## [Records]
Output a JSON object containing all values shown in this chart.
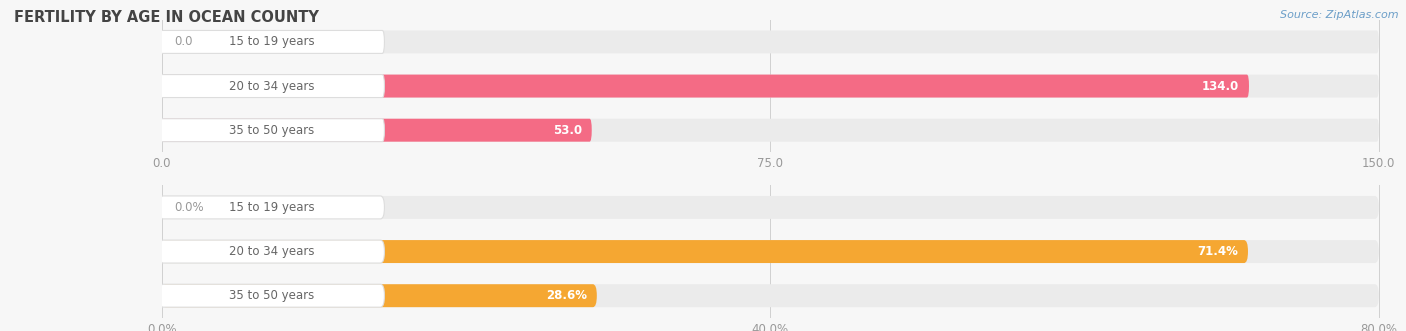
{
  "title": "FERTILITY BY AGE IN OCEAN COUNTY",
  "source": "Source: ZipAtlas.com",
  "top_chart": {
    "categories": [
      "15 to 19 years",
      "20 to 34 years",
      "35 to 50 years"
    ],
    "values": [
      0.0,
      134.0,
      53.0
    ],
    "x_ticks": [
      0.0,
      75.0,
      150.0
    ],
    "x_tick_labels": [
      "0.0",
      "75.0",
      "150.0"
    ],
    "x_max": 150.0,
    "bar_color": "#F46B85",
    "bar_bg_color": "#EBEBEB"
  },
  "bottom_chart": {
    "categories": [
      "15 to 19 years",
      "20 to 34 years",
      "35 to 50 years"
    ],
    "values": [
      0.0,
      71.4,
      28.6
    ],
    "x_ticks": [
      0.0,
      40.0,
      80.0
    ],
    "x_tick_labels": [
      "0.0%",
      "40.0%",
      "80.0%"
    ],
    "x_max": 80.0,
    "bar_color": "#F5A732",
    "bar_bg_color": "#EBEBEB",
    "is_pct": true
  },
  "fig_bg": "#F7F7F7",
  "label_bg": "#FFFFFF",
  "label_text_color": "#666666",
  "title_color": "#444444",
  "tick_color": "#999999",
  "source_color": "#6B9EC8",
  "bar_height": 0.52,
  "label_fontsize": 8.5,
  "value_fontsize": 8.5,
  "title_fontsize": 10.5,
  "source_fontsize": 8.0,
  "tick_fontsize": 8.5
}
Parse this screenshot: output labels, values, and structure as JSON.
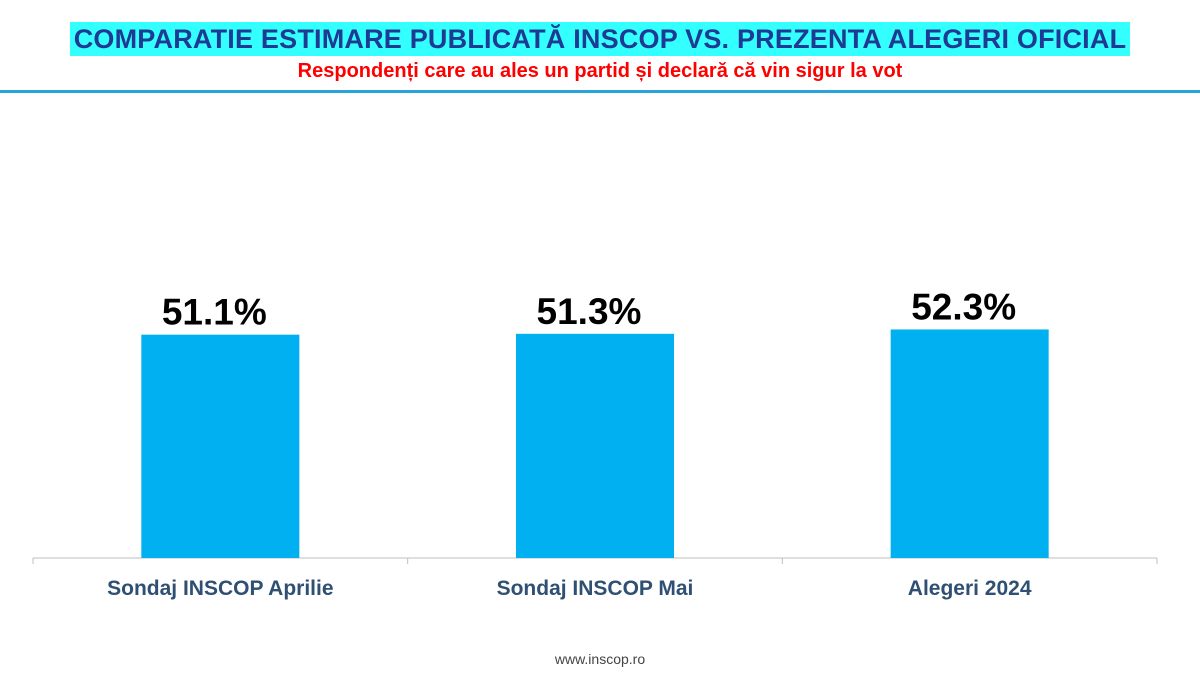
{
  "header": {
    "title": "COMPARATIE ESTIMARE PUBLICATĂ INSCOP VS. PREZENTA ALEGERI OFICIAL",
    "subtitle": "Respondenți care au ales un partid și declară că vin sigur la vot"
  },
  "footer": {
    "url": "www.inscop.ro"
  },
  "colors": {
    "bar": "#00b0f0",
    "title_bg": "#33ffff",
    "title_text": "#1f3a93",
    "subtitle_text": "#ff0000",
    "axis_label": "#2f4f73"
  },
  "chart_data": {
    "type": "bar",
    "categories": [
      "Sondaj INSCOP Aprilie",
      "Sondaj INSCOP Mai",
      "Alegeri 2024"
    ],
    "values": [
      51.1,
      51.3,
      52.3
    ],
    "value_labels": [
      "51.1%",
      "51.3%",
      "52.3%"
    ],
    "ylim": [
      0,
      100
    ],
    "grid": false,
    "legend": "none"
  }
}
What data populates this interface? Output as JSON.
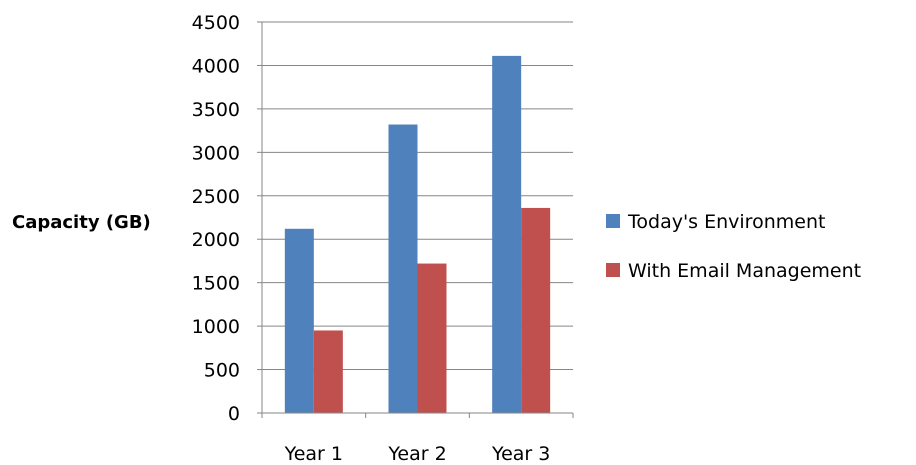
{
  "chart_data": {
    "type": "bar",
    "title": "",
    "xlabel": "",
    "ylabel": "Capacity (GB)",
    "categories": [
      "Year 1",
      "Year 2",
      "Year 3"
    ],
    "series": [
      {
        "name": "Today's Environment",
        "color": "#4f81bd",
        "values": [
          2120,
          3320,
          4110
        ]
      },
      {
        "name": "With Email Management",
        "color": "#c0504d",
        "values": [
          950,
          1720,
          2360
        ]
      }
    ],
    "ylim": [
      0,
      4500
    ],
    "yticks": [
      0,
      500,
      1000,
      1500,
      2000,
      2500,
      3000,
      3500,
      4000,
      4500
    ],
    "grid": true,
    "legend_position": "right"
  }
}
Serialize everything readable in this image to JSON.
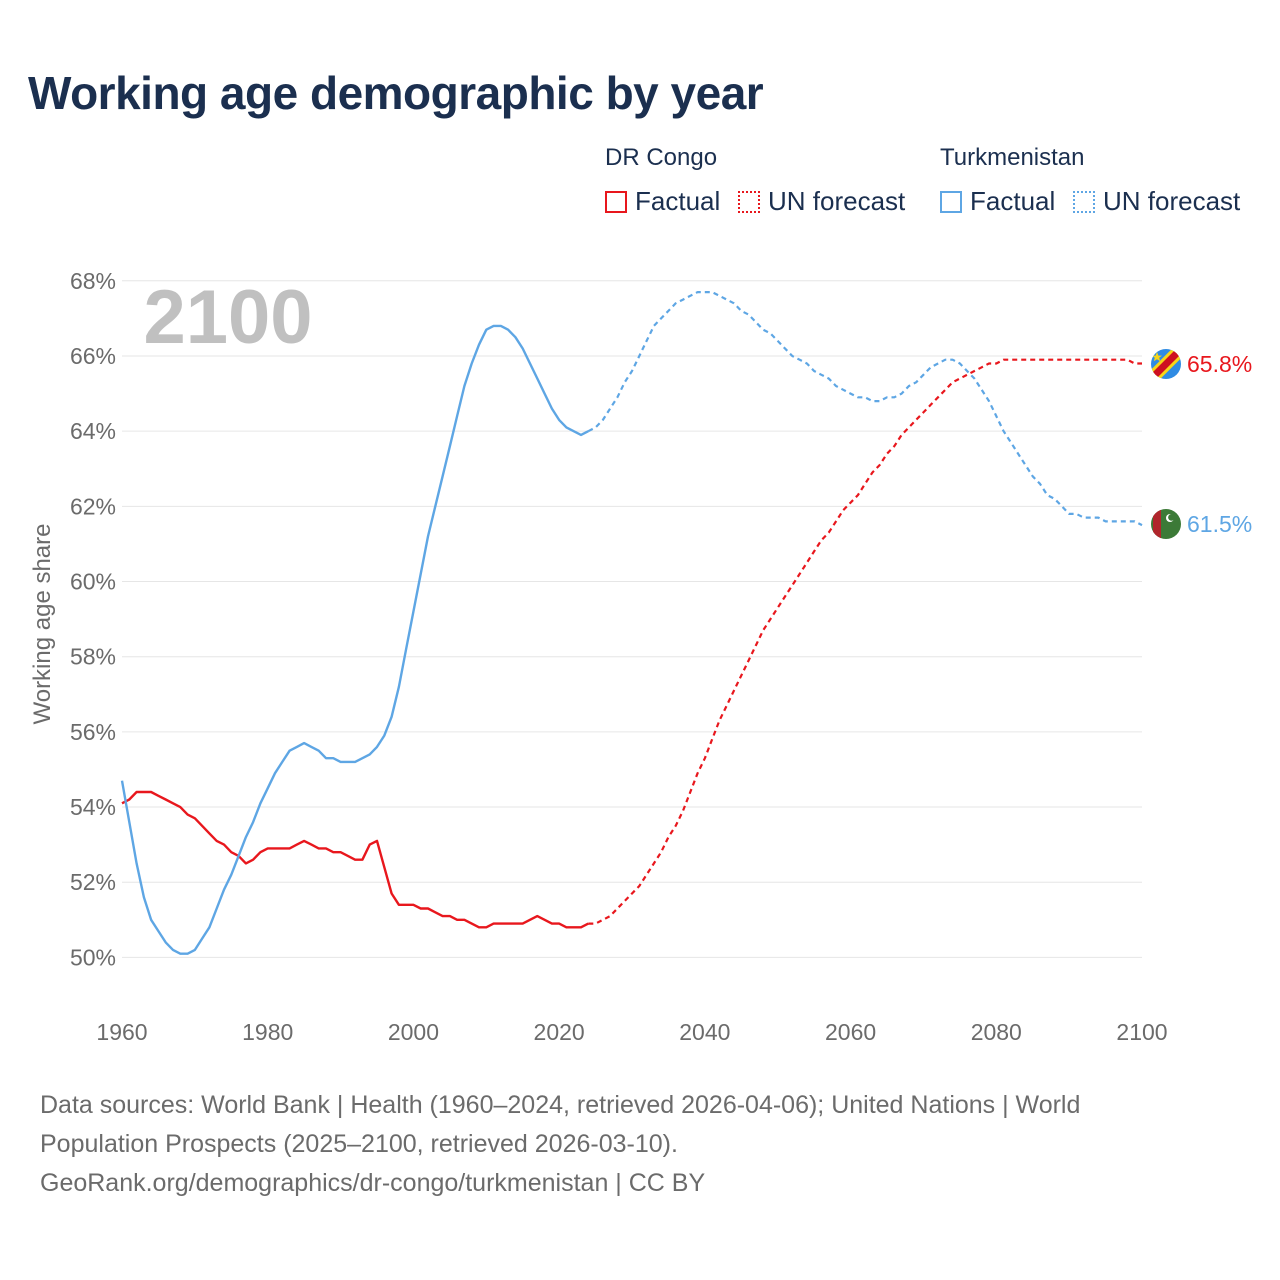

## [EXERCISE DETAILS]
Restate the entire listing word for word, excluding pictures.

## [SOLUTION]
Output a JSON object containing all values shown in this chart.
{
  "title": "FERTILITY BY AGE IN OCEAN COUNTY",
  "source": "Source: ZipAtlas.com",
  "top_chart": {
    "categories": [
      "15 to 19 years",
      "20 to 34 years",
      "35 to 50 years"
    ],
    "values": [
      0.0,
      134.0,
      53.0
    ],
    "x_ticks": [
      0.0,
      75.0,
      150.0
    ],
    "x_tick_labels": [
      "0.0",
      "75.0",
      "150.0"
    ],
    "x_max": 150.0,
    "bar_color": "#F46B85",
    "bar_bg_color": "#EBEBEB"
  },
  "bottom_chart": {
    "categories": [
      "15 to 19 years",
      "20 to 34 years",
      "35 to 50 years"
    ],
    "values": [
      0.0,
      71.4,
      28.6
    ],
    "x_ticks": [
      0.0,
      40.0,
      80.0
    ],
    "x_tick_labels": [
      "0.0%",
      "40.0%",
      "80.0%"
    ],
    "x_max": 80.0,
    "bar_color": "#F5A732",
    "bar_bg_color": "#EBEBEB",
    "is_pct": true
  },
  "fig_bg": "#F7F7F7",
  "label_bg": "#FFFFFF",
  "label_text_color": "#666666",
  "title_color": "#444444",
  "tick_color": "#999999",
  "source_color": "#6B9EC8",
  "bar_height": 0.52,
  "label_fontsize": 8.5,
  "value_fontsize": 8.5,
  "title_fontsize": 10.5,
  "source_fontsize": 8.0,
  "tick_fontsize": 8.5
}
Parse this screenshot: output labels, values, and structure as JSON.
{
  "header": {
    "title": "COMPARATIE ESTIMARE PUBLICATĂ INSCOP VS. PREZENTA ALEGERI OFICIAL",
    "subtitle": "Respondenți care au ales un partid și declară că vin sigur la vot"
  },
  "footer": {
    "url": "www.inscop.ro"
  },
  "colors": {
    "bar": "#00b0f0",
    "title_bg": "#33ffff",
    "title_text": "#1f3a93",
    "subtitle_text": "#ff0000",
    "axis_label": "#2f4f73"
  },
  "chart_data": {
    "type": "bar",
    "categories": [
      "Sondaj INSCOP Aprilie",
      "Sondaj INSCOP Mai",
      "Alegeri 2024"
    ],
    "values": [
      51.1,
      51.3,
      52.3
    ],
    "value_labels": [
      "51.1%",
      "51.3%",
      "52.3%"
    ],
    "ylim": [
      0,
      100
    ],
    "grid": false,
    "legend": "none"
  }
}
What data populates this interface? Output as JSON.
{
  "chart_data": {
    "type": "bar",
    "title": "",
    "xlabel": "",
    "ylabel": "Capacity (GB)",
    "categories": [
      "Year 1",
      "Year 2",
      "Year 3"
    ],
    "series": [
      {
        "name": "Today's Environment",
        "color": "#4f81bd",
        "values": [
          2120,
          3320,
          4110
        ]
      },
      {
        "name": "With Email Management",
        "color": "#c0504d",
        "values": [
          950,
          1720,
          2360
        ]
      }
    ],
    "ylim": [
      0,
      4500
    ],
    "yticks": [
      0,
      500,
      1000,
      1500,
      2000,
      2500,
      3000,
      3500,
      4000,
      4500
    ],
    "grid": true,
    "legend_position": "right"
  }
}
Serialize everything readable in this image to JSON.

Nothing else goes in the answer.